**Information given**
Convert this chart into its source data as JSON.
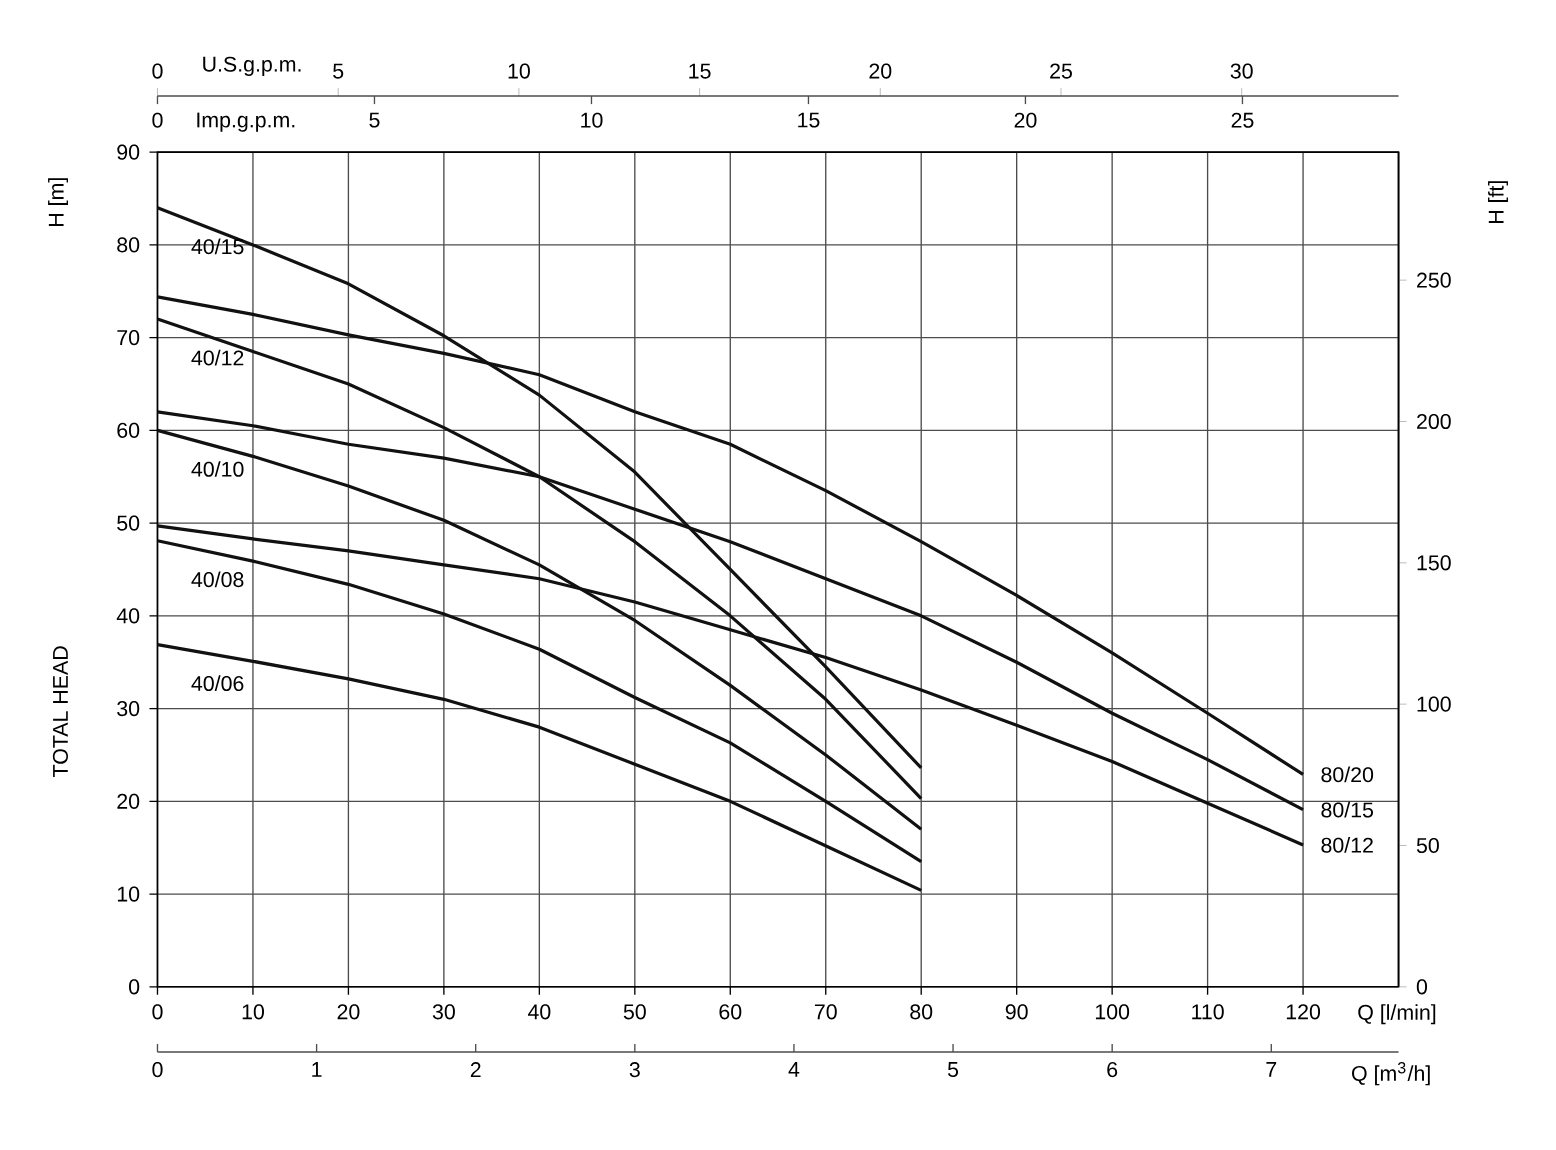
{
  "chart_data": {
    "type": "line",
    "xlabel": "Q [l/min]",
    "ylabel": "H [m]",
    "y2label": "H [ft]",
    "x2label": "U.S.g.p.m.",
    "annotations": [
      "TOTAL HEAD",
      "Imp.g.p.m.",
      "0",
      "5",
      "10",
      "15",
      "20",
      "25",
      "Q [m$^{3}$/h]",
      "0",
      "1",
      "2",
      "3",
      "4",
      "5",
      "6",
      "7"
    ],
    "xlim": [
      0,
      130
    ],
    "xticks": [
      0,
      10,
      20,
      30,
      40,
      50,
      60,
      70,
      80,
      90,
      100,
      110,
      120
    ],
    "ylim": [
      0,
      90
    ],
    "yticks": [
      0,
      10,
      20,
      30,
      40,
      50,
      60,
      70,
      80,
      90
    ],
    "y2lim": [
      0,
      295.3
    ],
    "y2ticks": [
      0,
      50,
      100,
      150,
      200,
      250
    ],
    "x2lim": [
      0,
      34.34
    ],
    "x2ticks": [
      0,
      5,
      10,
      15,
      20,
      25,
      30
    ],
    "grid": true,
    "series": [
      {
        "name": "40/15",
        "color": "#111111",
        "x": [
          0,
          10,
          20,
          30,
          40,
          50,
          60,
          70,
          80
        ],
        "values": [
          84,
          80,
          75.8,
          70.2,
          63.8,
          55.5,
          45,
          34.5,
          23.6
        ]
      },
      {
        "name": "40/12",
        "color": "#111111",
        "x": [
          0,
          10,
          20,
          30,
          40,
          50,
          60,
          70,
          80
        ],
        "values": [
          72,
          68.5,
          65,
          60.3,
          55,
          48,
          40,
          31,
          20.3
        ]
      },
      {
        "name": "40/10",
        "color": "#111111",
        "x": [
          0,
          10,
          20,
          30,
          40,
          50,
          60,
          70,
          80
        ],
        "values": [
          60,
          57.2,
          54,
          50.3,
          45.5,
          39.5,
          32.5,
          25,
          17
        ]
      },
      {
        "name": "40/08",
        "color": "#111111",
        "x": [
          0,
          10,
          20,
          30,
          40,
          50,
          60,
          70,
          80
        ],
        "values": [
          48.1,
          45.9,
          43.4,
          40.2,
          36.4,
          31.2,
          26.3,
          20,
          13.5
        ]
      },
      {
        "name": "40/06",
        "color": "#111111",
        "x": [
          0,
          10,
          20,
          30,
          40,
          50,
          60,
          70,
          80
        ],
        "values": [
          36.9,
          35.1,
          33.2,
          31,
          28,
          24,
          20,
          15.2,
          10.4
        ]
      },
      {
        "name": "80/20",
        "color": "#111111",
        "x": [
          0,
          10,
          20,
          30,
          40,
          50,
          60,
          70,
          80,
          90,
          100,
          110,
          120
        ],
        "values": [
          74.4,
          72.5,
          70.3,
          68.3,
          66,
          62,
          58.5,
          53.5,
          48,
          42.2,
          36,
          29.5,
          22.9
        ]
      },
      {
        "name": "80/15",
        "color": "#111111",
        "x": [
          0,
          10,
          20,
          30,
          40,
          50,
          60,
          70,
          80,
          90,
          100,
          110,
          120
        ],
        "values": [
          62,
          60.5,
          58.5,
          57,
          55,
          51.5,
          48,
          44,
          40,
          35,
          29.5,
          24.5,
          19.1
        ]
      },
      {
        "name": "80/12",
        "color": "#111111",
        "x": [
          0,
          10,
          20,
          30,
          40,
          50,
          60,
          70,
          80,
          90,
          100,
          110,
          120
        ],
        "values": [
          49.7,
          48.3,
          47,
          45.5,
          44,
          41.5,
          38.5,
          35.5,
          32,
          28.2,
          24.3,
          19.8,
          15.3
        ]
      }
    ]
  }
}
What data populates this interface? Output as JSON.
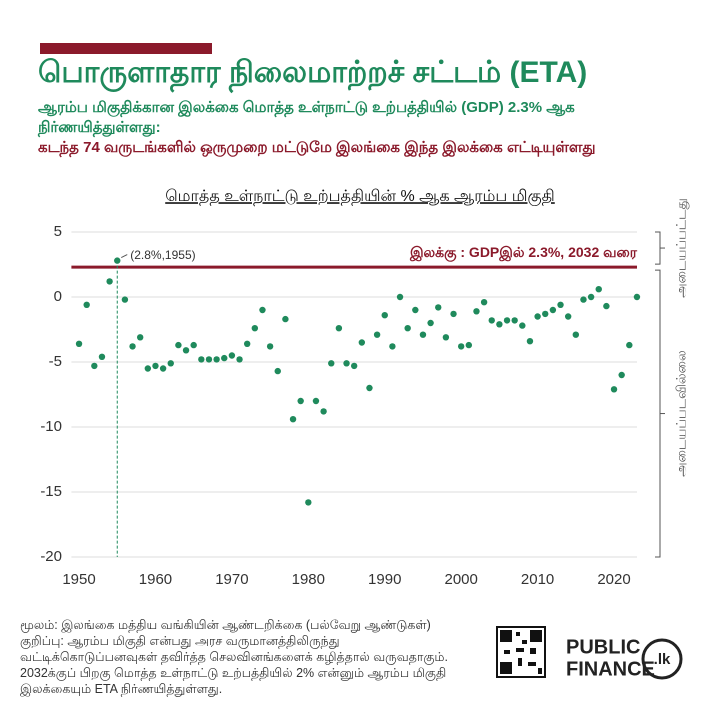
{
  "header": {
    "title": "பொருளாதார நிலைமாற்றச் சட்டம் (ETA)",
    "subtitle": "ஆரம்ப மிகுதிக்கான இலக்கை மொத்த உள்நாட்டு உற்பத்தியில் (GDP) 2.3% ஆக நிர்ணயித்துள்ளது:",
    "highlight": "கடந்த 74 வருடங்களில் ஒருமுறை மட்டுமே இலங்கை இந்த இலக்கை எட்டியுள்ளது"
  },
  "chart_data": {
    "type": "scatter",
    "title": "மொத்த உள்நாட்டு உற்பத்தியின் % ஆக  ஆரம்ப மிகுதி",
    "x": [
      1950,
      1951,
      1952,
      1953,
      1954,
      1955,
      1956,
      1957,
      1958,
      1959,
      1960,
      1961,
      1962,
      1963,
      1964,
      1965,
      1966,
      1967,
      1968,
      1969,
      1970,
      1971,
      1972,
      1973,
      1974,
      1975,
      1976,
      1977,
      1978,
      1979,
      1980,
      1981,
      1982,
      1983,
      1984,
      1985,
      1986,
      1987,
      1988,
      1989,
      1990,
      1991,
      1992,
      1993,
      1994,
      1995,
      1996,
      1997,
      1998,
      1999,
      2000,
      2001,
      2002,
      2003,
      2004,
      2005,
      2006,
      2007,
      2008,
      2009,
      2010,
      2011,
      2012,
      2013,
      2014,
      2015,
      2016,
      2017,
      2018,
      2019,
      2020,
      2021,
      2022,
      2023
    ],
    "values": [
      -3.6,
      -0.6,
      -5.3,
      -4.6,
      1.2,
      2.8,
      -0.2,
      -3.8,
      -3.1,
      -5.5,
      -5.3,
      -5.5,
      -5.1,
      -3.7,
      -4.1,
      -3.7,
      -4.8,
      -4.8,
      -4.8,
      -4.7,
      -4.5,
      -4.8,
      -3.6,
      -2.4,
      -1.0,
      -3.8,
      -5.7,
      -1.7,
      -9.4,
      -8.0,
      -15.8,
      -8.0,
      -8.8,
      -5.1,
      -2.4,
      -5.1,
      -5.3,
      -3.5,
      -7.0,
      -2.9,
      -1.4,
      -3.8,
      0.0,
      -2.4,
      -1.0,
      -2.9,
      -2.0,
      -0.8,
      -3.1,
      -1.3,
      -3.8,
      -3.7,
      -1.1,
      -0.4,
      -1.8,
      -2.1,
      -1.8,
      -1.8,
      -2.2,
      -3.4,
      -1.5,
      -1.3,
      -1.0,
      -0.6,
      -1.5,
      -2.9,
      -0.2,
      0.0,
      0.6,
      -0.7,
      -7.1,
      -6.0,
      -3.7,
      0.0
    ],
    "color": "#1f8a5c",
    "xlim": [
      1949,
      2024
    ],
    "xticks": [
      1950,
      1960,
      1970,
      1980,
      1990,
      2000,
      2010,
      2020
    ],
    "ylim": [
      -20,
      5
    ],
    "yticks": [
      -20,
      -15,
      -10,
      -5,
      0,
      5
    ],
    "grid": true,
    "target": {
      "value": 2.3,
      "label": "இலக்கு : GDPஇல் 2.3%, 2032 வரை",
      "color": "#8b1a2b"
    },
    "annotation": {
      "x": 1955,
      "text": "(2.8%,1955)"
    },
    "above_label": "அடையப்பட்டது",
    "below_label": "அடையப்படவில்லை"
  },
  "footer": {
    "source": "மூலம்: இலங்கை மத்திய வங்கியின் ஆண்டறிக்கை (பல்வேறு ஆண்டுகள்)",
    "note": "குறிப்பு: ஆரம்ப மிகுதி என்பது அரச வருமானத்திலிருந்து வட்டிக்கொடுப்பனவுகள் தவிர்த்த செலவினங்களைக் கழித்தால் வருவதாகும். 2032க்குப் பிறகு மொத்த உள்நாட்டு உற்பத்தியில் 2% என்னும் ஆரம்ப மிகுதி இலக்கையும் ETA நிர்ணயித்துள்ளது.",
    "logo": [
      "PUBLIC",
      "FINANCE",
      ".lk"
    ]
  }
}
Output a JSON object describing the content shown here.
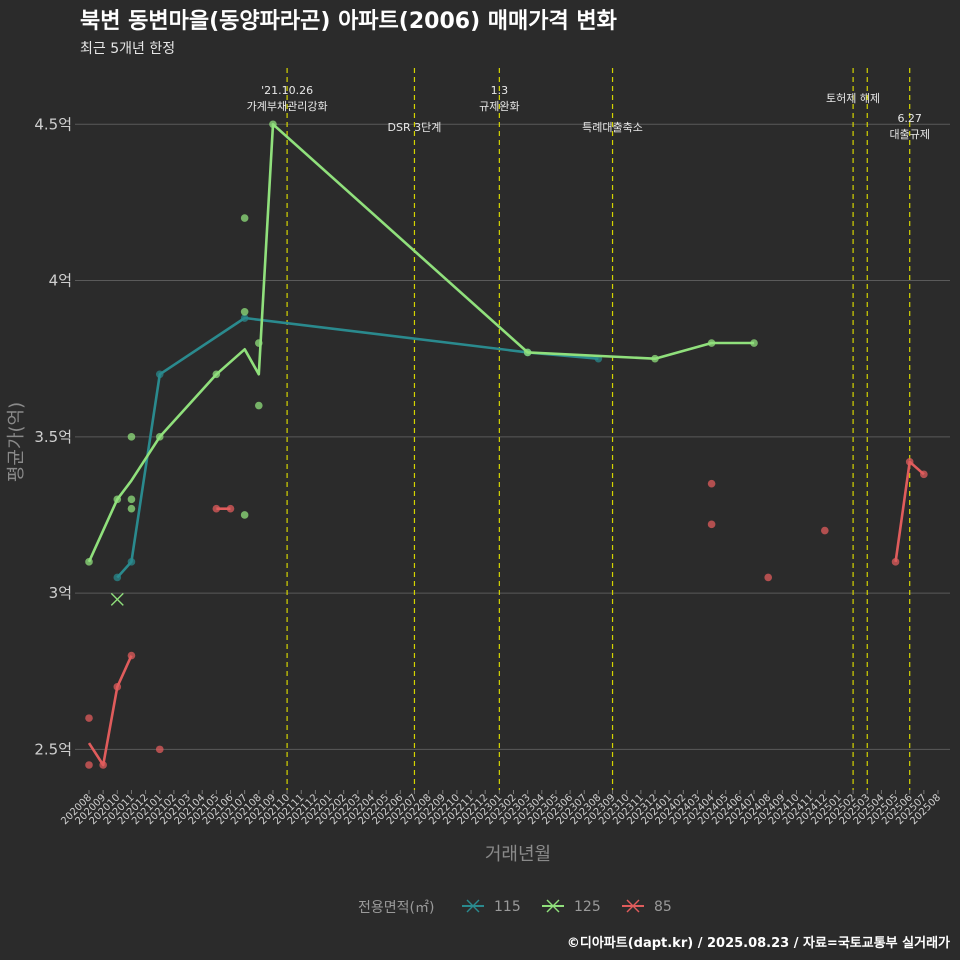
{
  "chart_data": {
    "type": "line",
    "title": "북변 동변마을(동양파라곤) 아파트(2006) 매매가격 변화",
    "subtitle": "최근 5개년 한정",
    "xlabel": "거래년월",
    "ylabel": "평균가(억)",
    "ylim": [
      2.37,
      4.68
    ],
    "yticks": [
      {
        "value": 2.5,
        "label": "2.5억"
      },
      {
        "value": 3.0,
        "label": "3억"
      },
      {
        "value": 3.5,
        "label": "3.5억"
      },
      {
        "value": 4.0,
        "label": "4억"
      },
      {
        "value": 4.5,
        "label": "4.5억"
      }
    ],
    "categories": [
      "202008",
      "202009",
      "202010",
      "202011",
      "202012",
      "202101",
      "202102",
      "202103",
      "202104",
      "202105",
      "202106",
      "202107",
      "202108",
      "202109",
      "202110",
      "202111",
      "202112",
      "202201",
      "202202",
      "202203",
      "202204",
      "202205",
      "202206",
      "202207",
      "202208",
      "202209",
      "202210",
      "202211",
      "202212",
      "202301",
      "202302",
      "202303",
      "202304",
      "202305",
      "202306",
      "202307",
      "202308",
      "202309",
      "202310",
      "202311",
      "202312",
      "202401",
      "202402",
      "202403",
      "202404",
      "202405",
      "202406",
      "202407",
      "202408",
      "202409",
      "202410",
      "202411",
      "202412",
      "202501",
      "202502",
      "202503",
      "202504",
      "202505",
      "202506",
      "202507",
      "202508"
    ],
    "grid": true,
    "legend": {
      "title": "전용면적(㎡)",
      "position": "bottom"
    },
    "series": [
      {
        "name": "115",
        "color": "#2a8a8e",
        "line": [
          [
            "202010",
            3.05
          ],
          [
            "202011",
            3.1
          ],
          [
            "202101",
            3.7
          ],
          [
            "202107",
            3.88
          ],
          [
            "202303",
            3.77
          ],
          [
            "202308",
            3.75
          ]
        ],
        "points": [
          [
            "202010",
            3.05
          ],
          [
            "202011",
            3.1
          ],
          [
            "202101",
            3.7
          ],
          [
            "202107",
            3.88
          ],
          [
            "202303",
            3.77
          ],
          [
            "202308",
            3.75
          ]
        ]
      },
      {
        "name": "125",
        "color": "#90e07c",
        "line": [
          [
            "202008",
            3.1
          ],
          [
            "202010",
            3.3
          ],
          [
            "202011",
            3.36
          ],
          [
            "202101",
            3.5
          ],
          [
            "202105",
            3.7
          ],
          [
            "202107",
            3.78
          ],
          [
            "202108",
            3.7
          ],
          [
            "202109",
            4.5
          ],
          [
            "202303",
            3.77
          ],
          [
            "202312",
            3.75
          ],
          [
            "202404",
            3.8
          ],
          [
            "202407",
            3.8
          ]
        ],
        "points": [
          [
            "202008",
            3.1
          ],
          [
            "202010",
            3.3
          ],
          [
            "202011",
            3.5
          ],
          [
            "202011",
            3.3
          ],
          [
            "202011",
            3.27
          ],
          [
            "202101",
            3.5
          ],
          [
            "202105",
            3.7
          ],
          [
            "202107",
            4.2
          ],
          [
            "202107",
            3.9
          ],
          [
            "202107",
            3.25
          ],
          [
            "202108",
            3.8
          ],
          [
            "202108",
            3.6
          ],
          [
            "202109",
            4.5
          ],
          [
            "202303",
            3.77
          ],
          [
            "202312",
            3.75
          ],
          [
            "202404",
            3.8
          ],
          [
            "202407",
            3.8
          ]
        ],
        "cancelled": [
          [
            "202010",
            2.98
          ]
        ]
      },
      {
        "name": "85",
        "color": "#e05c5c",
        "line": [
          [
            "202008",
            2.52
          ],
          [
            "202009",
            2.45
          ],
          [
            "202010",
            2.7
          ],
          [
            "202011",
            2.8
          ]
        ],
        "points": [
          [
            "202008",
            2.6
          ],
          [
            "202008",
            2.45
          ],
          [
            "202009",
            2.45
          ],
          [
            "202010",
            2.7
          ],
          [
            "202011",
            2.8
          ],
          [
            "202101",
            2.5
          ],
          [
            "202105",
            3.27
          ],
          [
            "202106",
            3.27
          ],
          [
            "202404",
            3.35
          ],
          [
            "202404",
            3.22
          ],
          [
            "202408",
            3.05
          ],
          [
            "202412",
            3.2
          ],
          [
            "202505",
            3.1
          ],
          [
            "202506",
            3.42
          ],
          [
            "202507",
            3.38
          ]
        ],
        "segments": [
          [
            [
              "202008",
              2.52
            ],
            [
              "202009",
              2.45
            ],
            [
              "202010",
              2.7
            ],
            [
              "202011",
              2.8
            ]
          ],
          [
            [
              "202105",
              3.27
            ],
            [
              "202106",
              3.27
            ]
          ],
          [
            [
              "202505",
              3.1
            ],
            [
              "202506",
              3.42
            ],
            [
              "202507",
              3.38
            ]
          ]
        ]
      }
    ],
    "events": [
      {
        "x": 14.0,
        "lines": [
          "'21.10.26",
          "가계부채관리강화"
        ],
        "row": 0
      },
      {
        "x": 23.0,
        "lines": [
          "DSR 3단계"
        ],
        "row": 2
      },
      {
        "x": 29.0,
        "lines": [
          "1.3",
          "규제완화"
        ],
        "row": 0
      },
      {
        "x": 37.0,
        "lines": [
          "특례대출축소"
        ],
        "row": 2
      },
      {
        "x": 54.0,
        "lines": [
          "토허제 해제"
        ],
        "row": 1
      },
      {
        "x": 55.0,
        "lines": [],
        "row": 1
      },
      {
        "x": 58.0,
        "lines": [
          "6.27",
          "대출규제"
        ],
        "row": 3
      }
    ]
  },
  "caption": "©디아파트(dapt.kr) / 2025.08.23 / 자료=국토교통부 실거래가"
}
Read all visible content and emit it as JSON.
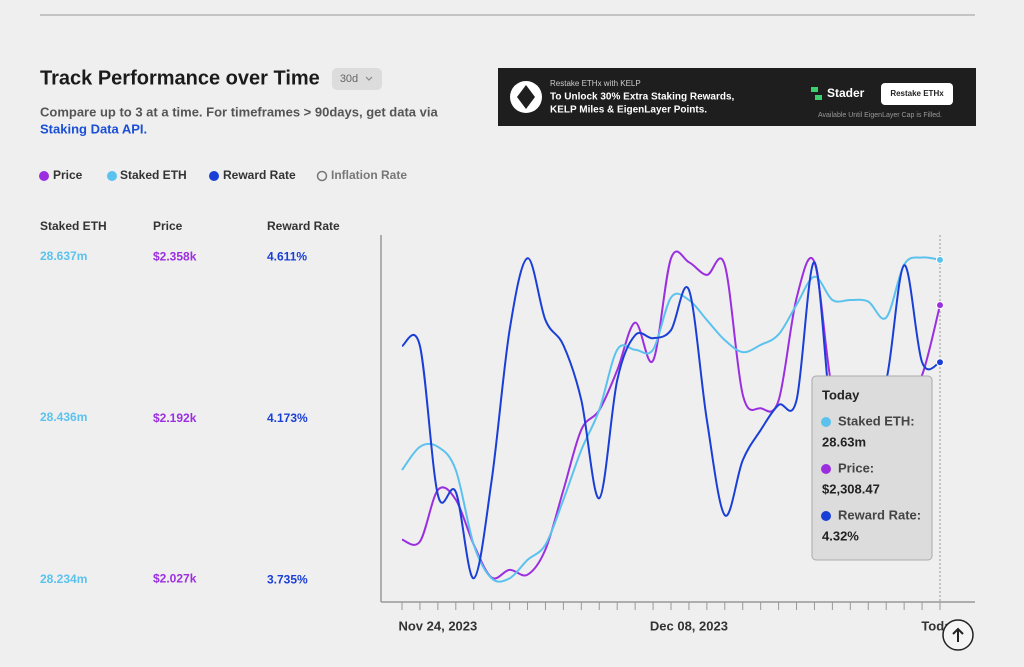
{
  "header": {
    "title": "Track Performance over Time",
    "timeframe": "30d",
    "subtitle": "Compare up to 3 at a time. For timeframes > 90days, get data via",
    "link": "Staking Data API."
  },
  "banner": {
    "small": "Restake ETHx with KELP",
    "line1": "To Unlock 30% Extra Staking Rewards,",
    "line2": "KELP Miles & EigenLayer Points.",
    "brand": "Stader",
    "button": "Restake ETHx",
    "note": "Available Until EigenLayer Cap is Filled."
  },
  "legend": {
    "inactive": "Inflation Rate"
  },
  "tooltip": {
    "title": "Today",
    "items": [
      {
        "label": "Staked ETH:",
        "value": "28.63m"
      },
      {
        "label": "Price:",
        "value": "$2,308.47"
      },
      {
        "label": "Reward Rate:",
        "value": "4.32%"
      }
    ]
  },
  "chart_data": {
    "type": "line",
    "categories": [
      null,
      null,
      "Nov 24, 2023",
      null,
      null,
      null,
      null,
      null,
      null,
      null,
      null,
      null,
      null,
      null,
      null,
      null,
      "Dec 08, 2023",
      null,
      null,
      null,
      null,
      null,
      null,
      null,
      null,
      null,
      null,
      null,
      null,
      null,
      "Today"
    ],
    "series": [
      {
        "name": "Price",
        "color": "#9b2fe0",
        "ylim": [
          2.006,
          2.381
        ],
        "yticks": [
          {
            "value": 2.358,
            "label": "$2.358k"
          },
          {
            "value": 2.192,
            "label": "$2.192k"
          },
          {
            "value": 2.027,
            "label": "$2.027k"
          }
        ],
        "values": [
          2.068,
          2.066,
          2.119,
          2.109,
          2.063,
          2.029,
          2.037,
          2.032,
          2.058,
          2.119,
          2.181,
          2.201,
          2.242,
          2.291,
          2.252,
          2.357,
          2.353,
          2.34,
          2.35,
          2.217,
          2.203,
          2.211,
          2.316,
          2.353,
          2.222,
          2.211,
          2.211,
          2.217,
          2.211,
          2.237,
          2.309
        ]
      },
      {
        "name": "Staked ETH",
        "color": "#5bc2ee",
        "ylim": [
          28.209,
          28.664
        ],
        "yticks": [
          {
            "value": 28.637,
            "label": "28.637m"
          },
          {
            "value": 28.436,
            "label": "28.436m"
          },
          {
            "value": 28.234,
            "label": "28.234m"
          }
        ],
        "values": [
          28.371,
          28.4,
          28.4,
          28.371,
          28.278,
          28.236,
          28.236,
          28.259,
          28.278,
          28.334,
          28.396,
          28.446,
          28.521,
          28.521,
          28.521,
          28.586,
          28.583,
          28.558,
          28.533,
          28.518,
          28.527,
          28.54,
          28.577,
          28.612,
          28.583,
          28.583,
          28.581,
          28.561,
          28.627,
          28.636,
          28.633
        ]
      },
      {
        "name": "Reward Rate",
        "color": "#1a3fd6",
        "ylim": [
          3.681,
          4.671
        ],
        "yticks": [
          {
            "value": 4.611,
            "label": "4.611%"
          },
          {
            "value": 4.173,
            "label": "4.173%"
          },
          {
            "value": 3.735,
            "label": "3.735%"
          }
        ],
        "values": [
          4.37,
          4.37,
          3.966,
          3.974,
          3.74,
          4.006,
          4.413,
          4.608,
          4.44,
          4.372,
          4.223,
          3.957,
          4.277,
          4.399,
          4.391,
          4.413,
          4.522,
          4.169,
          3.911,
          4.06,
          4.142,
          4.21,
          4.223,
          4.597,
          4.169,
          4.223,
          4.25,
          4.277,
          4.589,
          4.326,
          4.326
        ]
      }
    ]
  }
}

**Set problem**
Of the lines above, how many include the word "Staking"? Reply with the number only.

**Task result**
2